[[ Document text open ]]

A strength of the present study is the use of a large number of diverse validated variables, including socioeconomic information, biomarkers, psychiatric health, eating habits, alcohol, nicotine, levels of physical activity, previous diseases as well as pharmaceutical treatment. The study includes close to 1000 patients and planned long-term follow-up. The choice of treatment is based not only on clinical guidelines but also on the patient’s preferences. This approach reflects the treatment as it is in clinical practice. The BASUN study includes a heterogenous population of individuals with obesity, not only focusing on established comorbidities. The population included can be considered representative and is comparable to participants in other larger obesity treatment studies such as the Swedish Obese Subjects (SOS) ( [35]), as well as the OPTITWIN [36], DIETFITS [37] and POUNDS LOST studies [38]. All of these included a predominantly female population and similar age groups (39–52 years). The BMI levels in the SOS study were also between 41 and 42 kg/m2 but slightly lower in the other studies (33–39 kg/m2). Our statistical methods, random forest variable importance measure, covers the impact of each predictor as well as multivariable interactions, and using conditional random forest models has the advantage of minimizing the effect of correlations between different variables.

There were also limitations in the study. The individuals included in this study have been referred and accepted for treatment of obesity. The population might therefore differ from the general overweight population seen in society in general as well as in clinical practice in other settings, which can limit the external validity. The differences in certain baseline characteristics were expected due to non-randomization. The study is largely based on self-reported data and there is a risk that individuals that have the most severe psychiatric disorders will not answer the questionnaires or that individuals that do not succeed with their treatment might not report back during the follow-up period. This might introduce bias. There might be a certain economic aspect in the choice of treatment as participants included in the medical treatment group pay for the VLED products themselves. Information on income or employment status was not included, but the VLED diet is not more costly than a normal diet and there were only minor differences between the groups with regards to education and marital status which could reflect economic status to some degree. An inclusion criterion for the study was that participants could understand Swedish which excluded some participants with country of birth other than Sweden, and we have not collected genetic data or the family history of the patients.

An important aim of the analysis in the present study was to seek out variables that could be hypothesis generating and useful in early risk prediction of obesity. Before the results of our study can be applied directly in clinical practice, further studies are needed. However, the factors with the strongest predictive value described in this study, such as scores from questionnaires may be of value when choosing treatment options for obesity, both medical and surgical. Comparing different types of ML methods on the BASUN data and dividing the population by class of obesity might be of value. Prospective studies using ML techniques including individuals that are overweight and not yet obese, might also add valuable information on predictive factors for obesity. Planned analyses of follow-up data from BASUN will be used to find predictive variables for successful obesity treatment.

Conclusions

Variables associated with lifestyle, habits, age, sex and socioeconomic status are the strongest predictors for BMI levels. Self-reported anxiety and depression through questionnaires also have strong predictive value, stronger than self-reported diagnosis or pharmaceutical treatment of these disorders. We propose that future studies should examine the value of wider characterization of patients treated for obesity.

[[ Document text closed ]]
[[ Data extract open ]]

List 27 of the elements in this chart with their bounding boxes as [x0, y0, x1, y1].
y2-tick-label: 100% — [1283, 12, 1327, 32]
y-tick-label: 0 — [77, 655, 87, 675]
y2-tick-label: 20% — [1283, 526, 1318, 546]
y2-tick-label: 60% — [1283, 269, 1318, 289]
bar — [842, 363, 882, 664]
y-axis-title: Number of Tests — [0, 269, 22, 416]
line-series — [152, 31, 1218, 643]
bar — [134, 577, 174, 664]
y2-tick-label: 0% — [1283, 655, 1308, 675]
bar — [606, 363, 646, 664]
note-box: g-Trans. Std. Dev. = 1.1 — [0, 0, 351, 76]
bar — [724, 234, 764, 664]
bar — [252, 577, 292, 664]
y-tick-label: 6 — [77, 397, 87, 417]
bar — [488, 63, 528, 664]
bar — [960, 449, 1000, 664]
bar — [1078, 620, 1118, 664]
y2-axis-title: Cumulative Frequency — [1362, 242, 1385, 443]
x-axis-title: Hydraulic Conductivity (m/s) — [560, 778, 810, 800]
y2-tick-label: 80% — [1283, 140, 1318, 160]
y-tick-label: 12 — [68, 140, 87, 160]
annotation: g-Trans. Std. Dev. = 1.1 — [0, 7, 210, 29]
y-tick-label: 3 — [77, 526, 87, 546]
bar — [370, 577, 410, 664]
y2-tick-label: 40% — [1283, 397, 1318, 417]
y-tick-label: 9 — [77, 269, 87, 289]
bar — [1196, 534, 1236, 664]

[[ Data extract closed ]]

▶ **Problem requirements**:
In the BASUN study text, what do participants in the medical treatment group pay for themselves?

▶ **Reply to the exercise**:
The VLED products.